- **JOB**
Copy out every record below with complete accuracy.

Extracted records
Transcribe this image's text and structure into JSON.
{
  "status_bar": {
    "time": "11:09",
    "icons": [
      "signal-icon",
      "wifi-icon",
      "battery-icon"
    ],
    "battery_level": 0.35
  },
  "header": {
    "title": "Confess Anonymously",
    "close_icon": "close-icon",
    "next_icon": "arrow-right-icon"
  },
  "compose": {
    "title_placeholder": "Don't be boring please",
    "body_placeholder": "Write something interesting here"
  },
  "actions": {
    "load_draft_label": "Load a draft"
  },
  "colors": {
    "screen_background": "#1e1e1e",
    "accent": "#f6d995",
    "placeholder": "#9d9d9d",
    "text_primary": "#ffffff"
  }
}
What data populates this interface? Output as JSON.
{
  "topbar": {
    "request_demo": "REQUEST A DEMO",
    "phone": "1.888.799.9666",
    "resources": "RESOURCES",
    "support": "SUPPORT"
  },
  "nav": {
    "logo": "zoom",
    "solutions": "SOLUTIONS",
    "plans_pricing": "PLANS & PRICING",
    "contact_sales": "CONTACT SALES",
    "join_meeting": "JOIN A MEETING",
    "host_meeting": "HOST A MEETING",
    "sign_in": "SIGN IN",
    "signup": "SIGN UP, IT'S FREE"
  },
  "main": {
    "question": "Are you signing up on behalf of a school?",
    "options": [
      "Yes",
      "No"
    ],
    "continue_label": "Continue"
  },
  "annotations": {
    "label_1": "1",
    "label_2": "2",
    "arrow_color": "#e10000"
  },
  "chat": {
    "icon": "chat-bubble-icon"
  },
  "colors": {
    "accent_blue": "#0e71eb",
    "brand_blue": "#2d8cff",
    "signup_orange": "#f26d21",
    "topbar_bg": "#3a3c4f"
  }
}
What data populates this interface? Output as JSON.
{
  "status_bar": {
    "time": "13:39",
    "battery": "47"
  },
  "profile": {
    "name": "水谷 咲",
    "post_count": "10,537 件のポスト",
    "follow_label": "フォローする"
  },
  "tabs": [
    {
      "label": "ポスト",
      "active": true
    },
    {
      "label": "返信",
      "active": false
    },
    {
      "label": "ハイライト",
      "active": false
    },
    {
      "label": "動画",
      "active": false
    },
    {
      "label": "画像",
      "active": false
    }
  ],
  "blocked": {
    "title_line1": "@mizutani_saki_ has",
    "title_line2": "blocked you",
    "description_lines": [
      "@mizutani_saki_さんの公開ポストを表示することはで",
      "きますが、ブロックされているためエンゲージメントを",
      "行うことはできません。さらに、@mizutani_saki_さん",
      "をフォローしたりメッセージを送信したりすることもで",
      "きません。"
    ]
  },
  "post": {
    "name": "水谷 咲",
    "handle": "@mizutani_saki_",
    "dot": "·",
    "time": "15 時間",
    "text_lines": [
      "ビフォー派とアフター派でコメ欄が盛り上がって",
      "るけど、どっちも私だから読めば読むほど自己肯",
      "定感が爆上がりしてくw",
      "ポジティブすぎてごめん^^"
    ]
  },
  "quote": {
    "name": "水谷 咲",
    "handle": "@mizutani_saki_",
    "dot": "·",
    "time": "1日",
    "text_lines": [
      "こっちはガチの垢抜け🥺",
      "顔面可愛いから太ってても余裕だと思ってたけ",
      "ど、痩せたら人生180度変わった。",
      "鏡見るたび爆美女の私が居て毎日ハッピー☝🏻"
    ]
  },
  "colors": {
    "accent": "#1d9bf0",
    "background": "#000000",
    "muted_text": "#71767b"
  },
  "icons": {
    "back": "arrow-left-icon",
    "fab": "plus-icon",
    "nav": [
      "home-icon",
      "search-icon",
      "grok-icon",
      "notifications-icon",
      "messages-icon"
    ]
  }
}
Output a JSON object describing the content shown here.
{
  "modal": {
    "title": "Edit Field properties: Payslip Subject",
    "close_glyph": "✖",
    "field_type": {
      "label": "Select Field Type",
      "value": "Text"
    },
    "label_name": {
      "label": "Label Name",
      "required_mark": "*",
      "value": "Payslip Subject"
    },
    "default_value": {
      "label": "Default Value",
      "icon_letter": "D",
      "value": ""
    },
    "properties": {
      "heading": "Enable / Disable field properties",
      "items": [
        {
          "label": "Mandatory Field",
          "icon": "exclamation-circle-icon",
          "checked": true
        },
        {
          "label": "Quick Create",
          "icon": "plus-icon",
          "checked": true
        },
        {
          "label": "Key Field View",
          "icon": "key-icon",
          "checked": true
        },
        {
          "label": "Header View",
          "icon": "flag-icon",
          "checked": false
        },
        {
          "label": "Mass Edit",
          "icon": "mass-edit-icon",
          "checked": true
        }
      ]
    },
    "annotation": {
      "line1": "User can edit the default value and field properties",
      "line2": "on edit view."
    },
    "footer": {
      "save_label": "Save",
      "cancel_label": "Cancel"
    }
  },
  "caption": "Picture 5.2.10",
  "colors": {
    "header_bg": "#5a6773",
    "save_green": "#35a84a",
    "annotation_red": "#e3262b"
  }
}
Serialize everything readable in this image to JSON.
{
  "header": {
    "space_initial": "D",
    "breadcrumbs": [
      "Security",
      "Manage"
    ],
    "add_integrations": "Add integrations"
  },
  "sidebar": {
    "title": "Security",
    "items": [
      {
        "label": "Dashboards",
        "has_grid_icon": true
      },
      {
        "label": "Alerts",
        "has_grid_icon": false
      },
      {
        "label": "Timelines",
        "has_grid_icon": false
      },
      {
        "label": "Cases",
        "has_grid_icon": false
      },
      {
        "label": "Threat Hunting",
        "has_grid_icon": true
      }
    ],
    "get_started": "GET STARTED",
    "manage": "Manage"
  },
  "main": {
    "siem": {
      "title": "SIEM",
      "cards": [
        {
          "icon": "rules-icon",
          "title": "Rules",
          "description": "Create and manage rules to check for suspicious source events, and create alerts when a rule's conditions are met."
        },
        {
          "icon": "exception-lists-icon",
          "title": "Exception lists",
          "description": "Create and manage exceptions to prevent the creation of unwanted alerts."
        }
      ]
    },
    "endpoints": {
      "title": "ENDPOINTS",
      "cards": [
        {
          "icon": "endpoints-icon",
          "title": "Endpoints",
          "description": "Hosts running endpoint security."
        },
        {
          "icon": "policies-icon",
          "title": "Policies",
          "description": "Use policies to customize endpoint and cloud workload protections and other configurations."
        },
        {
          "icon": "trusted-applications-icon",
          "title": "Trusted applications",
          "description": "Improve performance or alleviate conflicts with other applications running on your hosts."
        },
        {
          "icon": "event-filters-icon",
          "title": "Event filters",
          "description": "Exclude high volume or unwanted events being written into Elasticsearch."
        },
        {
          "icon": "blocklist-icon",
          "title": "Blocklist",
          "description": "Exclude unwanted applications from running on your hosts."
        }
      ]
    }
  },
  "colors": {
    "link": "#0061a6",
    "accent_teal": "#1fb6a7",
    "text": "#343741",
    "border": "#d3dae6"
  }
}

- **SOLUTION TO THE PROBLEM**
Transcribe this image's text and structure into JSON.
{
  "status_bar": {
    "time": "11:09",
    "icons": [
      "signal-icon",
      "wifi-icon",
      "battery-icon"
    ],
    "battery_level": 0.35
  },
  "header": {
    "title": "Confess Anonymously",
    "close_icon": "close-icon",
    "next_icon": "arrow-right-icon"
  },
  "compose": {
    "title_placeholder": "Don't be boring please",
    "body_placeholder": "Write something interesting here"
  },
  "actions": {
    "load_draft_label": "Load a draft"
  },
  "colors": {
    "screen_background": "#1e1e1e",
    "accent": "#f6d995",
    "placeholder": "#9d9d9d",
    "text_primary": "#ffffff"
  }
}
What data populates this interface? Output as JSON.
{
  "topbar": {
    "request_demo": "REQUEST A DEMO",
    "phone": "1.888.799.9666",
    "resources": "RESOURCES",
    "support": "SUPPORT"
  },
  "nav": {
    "logo": "zoom",
    "solutions": "SOLUTIONS",
    "plans_pricing": "PLANS & PRICING",
    "contact_sales": "CONTACT SALES",
    "join_meeting": "JOIN A MEETING",
    "host_meeting": "HOST A MEETING",
    "sign_in": "SIGN IN",
    "signup": "SIGN UP, IT'S FREE"
  },
  "main": {
    "question": "Are you signing up on behalf of a school?",
    "options": [
      "Yes",
      "No"
    ],
    "continue_label": "Continue"
  },
  "annotations": {
    "label_1": "1",
    "label_2": "2",
    "arrow_color": "#e10000"
  },
  "chat": {
    "icon": "chat-bubble-icon"
  },
  "colors": {
    "accent_blue": "#0e71eb",
    "brand_blue": "#2d8cff",
    "signup_orange": "#f26d21",
    "topbar_bg": "#3a3c4f"
  }
}
What data populates this interface? Output as JSON.
{
  "status_bar": {
    "time": "13:39",
    "battery": "47"
  },
  "profile": {
    "name": "水谷 咲",
    "post_count": "10,537 件のポスト",
    "follow_label": "フォローする"
  },
  "tabs": [
    {
      "label": "ポスト",
      "active": true
    },
    {
      "label": "返信",
      "active": false
    },
    {
      "label": "ハイライト",
      "active": false
    },
    {
      "label": "動画",
      "active": false
    },
    {
      "label": "画像",
      "active": false
    }
  ],
  "blocked": {
    "title_line1": "@mizutani_saki_ has",
    "title_line2": "blocked you",
    "description_lines": [
      "@mizutani_saki_さんの公開ポストを表示することはで",
      "きますが、ブロックされているためエンゲージメントを",
      "行うことはできません。さらに、@mizutani_saki_さん",
      "をフォローしたりメッセージを送信したりすることもで",
      "きません。"
    ]
  },
  "post": {
    "name": "水谷 咲",
    "handle": "@mizutani_saki_",
    "dot": "·",
    "time": "15 時間",
    "text_lines": [
      "ビフォー派とアフター派でコメ欄が盛り上がって",
      "るけど、どっちも私だから読めば読むほど自己肯",
      "定感が爆上がりしてくw",
      "ポジティブすぎてごめん^^"
    ]
  },
  "quote": {
    "name": "水谷 咲",
    "handle": "@mizutani_saki_",
    "dot": "·",
    "time": "1日",
    "text_lines": [
      "こっちはガチの垢抜け🥺",
      "顔面可愛いから太ってても余裕だと思ってたけ",
      "ど、痩せたら人生180度変わった。",
      "鏡見るたび爆美女の私が居て毎日ハッピー☝🏻"
    ]
  },
  "colors": {
    "accent": "#1d9bf0",
    "background": "#000000",
    "muted_text": "#71767b"
  },
  "icons": {
    "back": "arrow-left-icon",
    "fab": "plus-icon",
    "nav": [
      "home-icon",
      "search-icon",
      "grok-icon",
      "notifications-icon",
      "messages-icon"
    ]
  }
}
Output a JSON object describing the content shown here.
{
  "modal": {
    "title": "Edit Field properties: Payslip Subject",
    "close_glyph": "✖",
    "field_type": {
      "label": "Select Field Type",
      "value": "Text"
    },
    "label_name": {
      "label": "Label Name",
      "required_mark": "*",
      "value": "Payslip Subject"
    },
    "default_value": {
      "label": "Default Value",
      "icon_letter": "D",
      "value": ""
    },
    "properties": {
      "heading": "Enable / Disable field properties",
      "items": [
        {
          "label": "Mandatory Field",
          "icon": "exclamation-circle-icon",
          "checked": true
        },
        {
          "label": "Quick Create",
          "icon": "plus-icon",
          "checked": true
        },
        {
          "label": "Key Field View",
          "icon": "key-icon",
          "checked": true
        },
        {
          "label": "Header View",
          "icon": "flag-icon",
          "checked": false
        },
        {
          "label": "Mass Edit",
          "icon": "mass-edit-icon",
          "checked": true
        }
      ]
    },
    "annotation": {
      "line1": "User can edit the default value and field properties",
      "line2": "on edit view."
    },
    "footer": {
      "save_label": "Save",
      "cancel_label": "Cancel"
    }
  },
  "caption": "Picture 5.2.10",
  "colors": {
    "header_bg": "#5a6773",
    "save_green": "#35a84a",
    "annotation_red": "#e3262b"
  }
}
Serialize everything readable in this image to JSON.
{
  "header": {
    "space_initial": "D",
    "breadcrumbs": [
      "Security",
      "Manage"
    ],
    "add_integrations": "Add integrations"
  },
  "sidebar": {
    "title": "Security",
    "items": [
      {
        "label": "Dashboards",
        "has_grid_icon": true
      },
      {
        "label": "Alerts",
        "has_grid_icon": false
      },
      {
        "label": "Timelines",
        "has_grid_icon": false
      },
      {
        "label": "Cases",
        "has_grid_icon": false
      },
      {
        "label": "Threat Hunting",
        "has_grid_icon": true
      }
    ],
    "get_started": "GET STARTED",
    "manage": "Manage"
  },
  "main": {
    "siem": {
      "title": "SIEM",
      "cards": [
        {
          "icon": "rules-icon",
          "title": "Rules",
          "description": "Create and manage rules to check for suspicious source events, and create alerts when a rule's conditions are met."
        },
        {
          "icon": "exception-lists-icon",
          "title": "Exception lists",
          "description": "Create and manage exceptions to prevent the creation of unwanted alerts."
        }
      ]
    },
    "endpoints": {
      "title": "ENDPOINTS",
      "cards": [
        {
          "icon": "endpoints-icon",
          "title": "Endpoints",
          "description": "Hosts running endpoint security."
        },
        {
          "icon": "policies-icon",
          "title": "Policies",
          "description": "Use policies to customize endpoint and cloud workload protections and other configurations."
        },
        {
          "icon": "trusted-applications-icon",
          "title": "Trusted applications",
          "description": "Improve performance or alleviate conflicts with other applications running on your hosts."
        },
        {
          "icon": "event-filters-icon",
          "title": "Event filters",
          "description": "Exclude high volume or unwanted events being written into Elasticsearch."
        },
        {
          "icon": "blocklist-icon",
          "title": "Blocklist",
          "description": "Exclude unwanted applications from running on your hosts."
        }
      ]
    }
  },
  "colors": {
    "link": "#0061a6",
    "accent_teal": "#1fb6a7",
    "text": "#343741",
    "border": "#d3dae6"
  }
}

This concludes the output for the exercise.